begin RECORD EXCERPTS

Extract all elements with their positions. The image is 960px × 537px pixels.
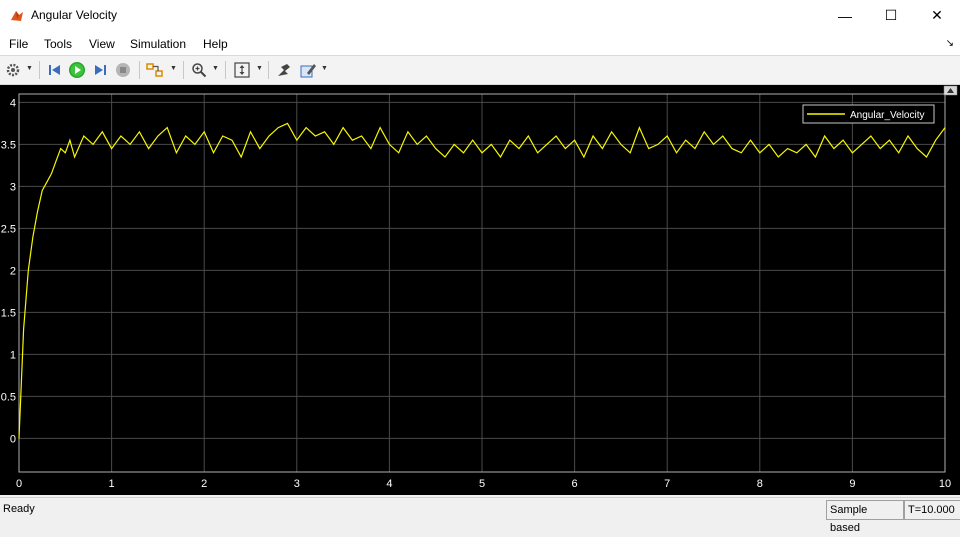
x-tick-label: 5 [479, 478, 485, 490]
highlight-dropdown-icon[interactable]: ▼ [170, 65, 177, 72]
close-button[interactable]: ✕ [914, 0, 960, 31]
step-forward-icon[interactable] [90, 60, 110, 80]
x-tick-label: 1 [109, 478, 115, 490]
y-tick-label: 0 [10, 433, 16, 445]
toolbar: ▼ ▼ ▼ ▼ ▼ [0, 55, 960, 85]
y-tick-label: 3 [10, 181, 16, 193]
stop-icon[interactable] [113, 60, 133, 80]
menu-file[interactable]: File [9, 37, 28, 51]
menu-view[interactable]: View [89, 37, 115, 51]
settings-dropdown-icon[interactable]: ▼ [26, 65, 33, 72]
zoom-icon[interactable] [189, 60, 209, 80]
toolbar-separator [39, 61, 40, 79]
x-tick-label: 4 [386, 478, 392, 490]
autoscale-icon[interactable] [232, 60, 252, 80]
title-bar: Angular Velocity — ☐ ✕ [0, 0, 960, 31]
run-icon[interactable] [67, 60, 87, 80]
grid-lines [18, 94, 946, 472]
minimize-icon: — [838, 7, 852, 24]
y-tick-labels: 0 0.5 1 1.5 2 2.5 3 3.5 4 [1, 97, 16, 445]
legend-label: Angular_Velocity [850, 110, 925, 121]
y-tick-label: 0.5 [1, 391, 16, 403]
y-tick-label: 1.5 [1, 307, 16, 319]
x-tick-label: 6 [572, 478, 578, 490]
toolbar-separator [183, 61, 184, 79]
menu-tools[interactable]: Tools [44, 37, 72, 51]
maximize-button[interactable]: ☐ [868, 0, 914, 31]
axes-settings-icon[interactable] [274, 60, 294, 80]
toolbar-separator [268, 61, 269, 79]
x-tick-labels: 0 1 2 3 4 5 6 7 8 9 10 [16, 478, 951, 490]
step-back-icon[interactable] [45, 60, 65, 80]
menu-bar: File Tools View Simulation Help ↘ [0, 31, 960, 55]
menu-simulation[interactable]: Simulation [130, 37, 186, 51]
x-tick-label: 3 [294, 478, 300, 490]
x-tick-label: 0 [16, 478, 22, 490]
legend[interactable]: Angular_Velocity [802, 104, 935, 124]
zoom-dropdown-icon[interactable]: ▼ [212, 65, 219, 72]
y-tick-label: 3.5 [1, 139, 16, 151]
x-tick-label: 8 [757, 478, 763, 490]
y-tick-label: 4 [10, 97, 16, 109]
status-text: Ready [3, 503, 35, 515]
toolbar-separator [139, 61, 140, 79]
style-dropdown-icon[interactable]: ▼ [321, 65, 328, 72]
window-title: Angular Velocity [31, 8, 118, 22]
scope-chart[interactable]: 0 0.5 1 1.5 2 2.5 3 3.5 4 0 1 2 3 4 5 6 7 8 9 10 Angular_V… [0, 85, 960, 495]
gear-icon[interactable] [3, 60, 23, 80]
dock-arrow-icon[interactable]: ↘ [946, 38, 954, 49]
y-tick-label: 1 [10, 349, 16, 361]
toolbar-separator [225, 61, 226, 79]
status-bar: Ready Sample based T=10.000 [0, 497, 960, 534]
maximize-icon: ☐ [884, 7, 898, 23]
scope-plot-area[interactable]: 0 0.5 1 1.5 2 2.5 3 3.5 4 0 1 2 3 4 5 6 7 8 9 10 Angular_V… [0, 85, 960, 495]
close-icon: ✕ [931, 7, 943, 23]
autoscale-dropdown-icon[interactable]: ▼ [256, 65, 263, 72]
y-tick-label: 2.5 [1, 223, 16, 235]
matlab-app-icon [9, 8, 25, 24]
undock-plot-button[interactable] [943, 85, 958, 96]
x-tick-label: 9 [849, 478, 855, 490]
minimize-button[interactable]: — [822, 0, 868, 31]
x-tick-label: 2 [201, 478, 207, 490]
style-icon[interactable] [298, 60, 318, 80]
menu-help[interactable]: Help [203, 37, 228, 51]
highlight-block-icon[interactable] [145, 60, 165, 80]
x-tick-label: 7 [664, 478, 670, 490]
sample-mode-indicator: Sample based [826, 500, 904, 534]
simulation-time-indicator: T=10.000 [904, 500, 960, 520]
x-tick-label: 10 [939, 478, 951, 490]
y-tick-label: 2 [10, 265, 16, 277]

end RECORD EXCERPTS

** WRITTEN REQUEST **
Please reproduce the material above line for line, without any changes, and leave out the pictures.

** COMPLETED EXERCISE **
Extract all elements with their positions. The image is 960px × 537px pixels.
x-tick-label: 5 [479, 478, 485, 490]
highlight-dropdown-icon[interactable]: ▼ [170, 65, 177, 72]
close-button[interactable]: ✕ [914, 0, 960, 31]
step-forward-icon[interactable] [90, 60, 110, 80]
x-tick-label: 1 [109, 478, 115, 490]
y-tick-label: 0 [10, 433, 16, 445]
toolbar: ▼ ▼ ▼ ▼ ▼ [0, 55, 960, 85]
y-tick-label: 3 [10, 181, 16, 193]
stop-icon[interactable] [113, 60, 133, 80]
menu-file[interactable]: File [9, 37, 28, 51]
menu-view[interactable]: View [89, 37, 115, 51]
settings-dropdown-icon[interactable]: ▼ [26, 65, 33, 72]
zoom-icon[interactable] [189, 60, 209, 80]
toolbar-separator [39, 61, 40, 79]
x-tick-label: 4 [386, 478, 392, 490]
autoscale-icon[interactable] [232, 60, 252, 80]
title-bar: Angular Velocity — ☐ ✕ [0, 0, 960, 31]
run-icon[interactable] [67, 60, 87, 80]
grid-lines [18, 94, 946, 472]
minimize-icon: — [838, 7, 852, 24]
y-tick-labels: 0 0.5 1 1.5 2 2.5 3 3.5 4 [1, 97, 16, 445]
legend-label: Angular_Velocity [850, 110, 925, 121]
y-tick-label: 0.5 [1, 391, 16, 403]
y-tick-label: 1.5 [1, 307, 16, 319]
x-tick-label: 6 [572, 478, 578, 490]
toolbar-separator [183, 61, 184, 79]
menu-tools[interactable]: Tools [44, 37, 72, 51]
maximize-button[interactable]: ☐ [868, 0, 914, 31]
axes-settings-icon[interactable] [274, 60, 294, 80]
toolbar-separator [268, 61, 269, 79]
x-tick-labels: 0 1 2 3 4 5 6 7 8 9 10 [16, 478, 951, 490]
step-back-icon[interactable] [45, 60, 65, 80]
menu-bar: File Tools View Simulation Help ↘ [0, 31, 960, 55]
menu-simulation[interactable]: Simulation [130, 37, 186, 51]
x-tick-label: 3 [294, 478, 300, 490]
x-tick-label: 0 [16, 478, 22, 490]
legend[interactable]: Angular_Velocity [802, 104, 935, 124]
zoom-dropdown-icon[interactable]: ▼ [212, 65, 219, 72]
y-tick-label: 3.5 [1, 139, 16, 151]
x-tick-label: 8 [757, 478, 763, 490]
y-tick-label: 4 [10, 97, 16, 109]
status-text: Ready [3, 503, 35, 515]
toolbar-separator [139, 61, 140, 79]
style-dropdown-icon[interactable]: ▼ [321, 65, 328, 72]
window-title: Angular Velocity [31, 8, 118, 22]
scope-chart[interactable]: 0 0.5 1 1.5 2 2.5 3 3.5 4 0 1 2 3 4 5 6 7 8 9 10 Angular_V… [0, 85, 960, 495]
gear-icon[interactable] [3, 60, 23, 80]
dock-arrow-icon[interactable]: ↘ [946, 38, 954, 49]
y-tick-label: 1 [10, 349, 16, 361]
toolbar-separator [225, 61, 226, 79]
status-bar: Ready Sample based T=10.000 [0, 497, 960, 534]
maximize-icon: ☐ [884, 7, 898, 23]
scope-plot-area[interactable]: 0 0.5 1 1.5 2 2.5 3 3.5 4 0 1 2 3 4 5 6 7 8 9 10 Angular_V… [0, 85, 960, 495]
close-icon: ✕ [931, 7, 943, 23]
autoscale-dropdown-icon[interactable]: ▼ [256, 65, 263, 72]
y-tick-label: 2.5 [1, 223, 16, 235]
matlab-app-icon [9, 8, 25, 24]
undock-plot-button[interactable] [943, 85, 958, 96]
x-tick-label: 9 [849, 478, 855, 490]
minimize-button[interactable]: — [822, 0, 868, 31]
x-tick-label: 2 [201, 478, 207, 490]
style-icon[interactable] [298, 60, 318, 80]
menu-help[interactable]: Help [203, 37, 228, 51]
highlight-block-icon[interactable] [145, 60, 165, 80]
x-tick-label: 7 [664, 478, 670, 490]
sample-mode-indicator: Sample based [826, 500, 904, 534]
simulation-time-indicator: T=10.000 [904, 500, 960, 520]
x-tick-label: 10 [939, 478, 951, 490]
y-tick-label: 2 [10, 265, 16, 277]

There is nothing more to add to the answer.